### GIVEN EXERCISE
Each entry below is to be printed verbatim.

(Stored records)
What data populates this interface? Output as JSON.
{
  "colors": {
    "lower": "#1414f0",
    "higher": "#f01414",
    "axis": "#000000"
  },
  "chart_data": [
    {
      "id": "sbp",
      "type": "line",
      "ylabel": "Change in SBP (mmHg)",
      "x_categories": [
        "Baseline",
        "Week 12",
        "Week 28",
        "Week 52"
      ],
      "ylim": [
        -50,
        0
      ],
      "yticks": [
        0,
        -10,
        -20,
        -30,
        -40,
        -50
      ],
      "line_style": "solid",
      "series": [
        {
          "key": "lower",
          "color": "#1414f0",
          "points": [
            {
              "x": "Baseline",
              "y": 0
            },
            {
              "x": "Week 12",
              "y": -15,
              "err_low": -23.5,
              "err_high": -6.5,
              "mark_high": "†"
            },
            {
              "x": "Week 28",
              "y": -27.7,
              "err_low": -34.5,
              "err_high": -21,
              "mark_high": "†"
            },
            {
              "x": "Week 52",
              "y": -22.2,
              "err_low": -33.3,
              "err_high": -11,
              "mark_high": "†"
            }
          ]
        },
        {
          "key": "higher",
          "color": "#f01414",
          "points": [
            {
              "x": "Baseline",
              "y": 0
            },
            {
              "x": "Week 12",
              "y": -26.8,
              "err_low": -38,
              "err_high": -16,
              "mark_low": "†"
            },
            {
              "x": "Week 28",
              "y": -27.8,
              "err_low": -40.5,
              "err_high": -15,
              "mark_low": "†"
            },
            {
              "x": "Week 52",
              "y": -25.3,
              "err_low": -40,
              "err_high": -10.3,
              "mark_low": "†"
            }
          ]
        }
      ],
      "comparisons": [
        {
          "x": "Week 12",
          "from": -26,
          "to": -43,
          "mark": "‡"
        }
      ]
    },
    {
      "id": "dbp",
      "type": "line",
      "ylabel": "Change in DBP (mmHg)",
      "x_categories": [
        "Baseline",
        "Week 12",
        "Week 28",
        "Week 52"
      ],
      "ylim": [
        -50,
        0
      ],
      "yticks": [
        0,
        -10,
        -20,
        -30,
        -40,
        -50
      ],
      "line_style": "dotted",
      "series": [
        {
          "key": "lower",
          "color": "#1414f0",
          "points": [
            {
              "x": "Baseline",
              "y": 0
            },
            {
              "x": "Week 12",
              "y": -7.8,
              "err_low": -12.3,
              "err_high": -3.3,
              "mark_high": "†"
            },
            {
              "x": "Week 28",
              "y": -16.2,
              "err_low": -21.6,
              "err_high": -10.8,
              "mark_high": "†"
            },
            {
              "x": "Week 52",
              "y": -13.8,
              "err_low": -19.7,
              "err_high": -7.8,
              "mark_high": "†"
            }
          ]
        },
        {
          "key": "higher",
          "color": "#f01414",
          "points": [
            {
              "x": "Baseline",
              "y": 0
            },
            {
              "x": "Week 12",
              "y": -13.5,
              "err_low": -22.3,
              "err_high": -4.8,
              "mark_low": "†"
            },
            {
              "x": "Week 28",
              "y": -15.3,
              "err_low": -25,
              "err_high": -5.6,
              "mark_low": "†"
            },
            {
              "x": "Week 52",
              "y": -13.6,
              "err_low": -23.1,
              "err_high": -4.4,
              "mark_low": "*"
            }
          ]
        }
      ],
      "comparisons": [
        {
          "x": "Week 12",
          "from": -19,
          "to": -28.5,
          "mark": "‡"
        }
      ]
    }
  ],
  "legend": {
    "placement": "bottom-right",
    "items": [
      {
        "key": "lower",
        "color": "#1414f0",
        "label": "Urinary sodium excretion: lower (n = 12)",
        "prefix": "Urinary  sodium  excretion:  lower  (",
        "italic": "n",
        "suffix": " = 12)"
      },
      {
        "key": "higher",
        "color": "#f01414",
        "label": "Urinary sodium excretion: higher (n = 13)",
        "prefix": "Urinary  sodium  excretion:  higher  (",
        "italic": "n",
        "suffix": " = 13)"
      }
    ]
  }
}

### THE ANSWER
What data populates this interface? Output as JSON.
{
  "colors": {
    "lower": "#1414f0",
    "higher": "#f01414",
    "axis": "#000000"
  },
  "chart_data": [
    {
      "id": "sbp",
      "type": "line",
      "ylabel": "Change in SBP (mmHg)",
      "x_categories": [
        "Baseline",
        "Week 12",
        "Week 28",
        "Week 52"
      ],
      "ylim": [
        -50,
        0
      ],
      "yticks": [
        0,
        -10,
        -20,
        -30,
        -40,
        -50
      ],
      "line_style": "solid",
      "series": [
        {
          "key": "lower",
          "color": "#1414f0",
          "points": [
            {
              "x": "Baseline",
              "y": 0
            },
            {
              "x": "Week 12",
              "y": -15,
              "err_low": -23.5,
              "err_high": -6.5,
              "mark_high": "†"
            },
            {
              "x": "Week 28",
              "y": -27.7,
              "err_low": -34.5,
              "err_high": -21,
              "mark_high": "†"
            },
            {
              "x": "Week 52",
              "y": -22.2,
              "err_low": -33.3,
              "err_high": -11,
              "mark_high": "†"
            }
          ]
        },
        {
          "key": "higher",
          "color": "#f01414",
          "points": [
            {
              "x": "Baseline",
              "y": 0
            },
            {
              "x": "Week 12",
              "y": -26.8,
              "err_low": -38,
              "err_high": -16,
              "mark_low": "†"
            },
            {
              "x": "Week 28",
              "y": -27.8,
              "err_low": -40.5,
              "err_high": -15,
              "mark_low": "†"
            },
            {
              "x": "Week 52",
              "y": -25.3,
              "err_low": -40,
              "err_high": -10.3,
              "mark_low": "†"
            }
          ]
        }
      ],
      "comparisons": [
        {
          "x": "Week 12",
          "from": -26,
          "to": -43,
          "mark": "‡"
        }
      ]
    },
    {
      "id": "dbp",
      "type": "line",
      "ylabel": "Change in DBP (mmHg)",
      "x_categories": [
        "Baseline",
        "Week 12",
        "Week 28",
        "Week 52"
      ],
      "ylim": [
        -50,
        0
      ],
      "yticks": [
        0,
        -10,
        -20,
        -30,
        -40,
        -50
      ],
      "line_style": "dotted",
      "series": [
        {
          "key": "lower",
          "color": "#1414f0",
          "points": [
            {
              "x": "Baseline",
              "y": 0
            },
            {
              "x": "Week 12",
              "y": -7.8,
              "err_low": -12.3,
              "err_high": -3.3,
              "mark_high": "†"
            },
            {
              "x": "Week 28",
              "y": -16.2,
              "err_low": -21.6,
              "err_high": -10.8,
              "mark_high": "†"
            },
            {
              "x": "Week 52",
              "y": -13.8,
              "err_low": -19.7,
              "err_high": -7.8,
              "mark_high": "†"
            }
          ]
        },
        {
          "key": "higher",
          "color": "#f01414",
          "points": [
            {
              "x": "Baseline",
              "y": 0
            },
            {
              "x": "Week 12",
              "y": -13.5,
              "err_low": -22.3,
              "err_high": -4.8,
              "mark_low": "†"
            },
            {
              "x": "Week 28",
              "y": -15.3,
              "err_low": -25,
              "err_high": -5.6,
              "mark_low": "†"
            },
            {
              "x": "Week 52",
              "y": -13.6,
              "err_low": -23.1,
              "err_high": -4.4,
              "mark_low": "*"
            }
          ]
        }
      ],
      "comparisons": [
        {
          "x": "Week 12",
          "from": -19,
          "to": -28.5,
          "mark": "‡"
        }
      ]
    }
  ],
  "legend": {
    "placement": "bottom-right",
    "items": [
      {
        "key": "lower",
        "color": "#1414f0",
        "label": "Urinary sodium excretion: lower (n = 12)",
        "prefix": "Urinary  sodium  excretion:  lower  (",
        "italic": "n",
        "suffix": " = 12)"
      },
      {
        "key": "higher",
        "color": "#f01414",
        "label": "Urinary sodium excretion: higher (n = 13)",
        "prefix": "Urinary  sodium  excretion:  higher  (",
        "italic": "n",
        "suffix": " = 13)"
      }
    ]
  }
}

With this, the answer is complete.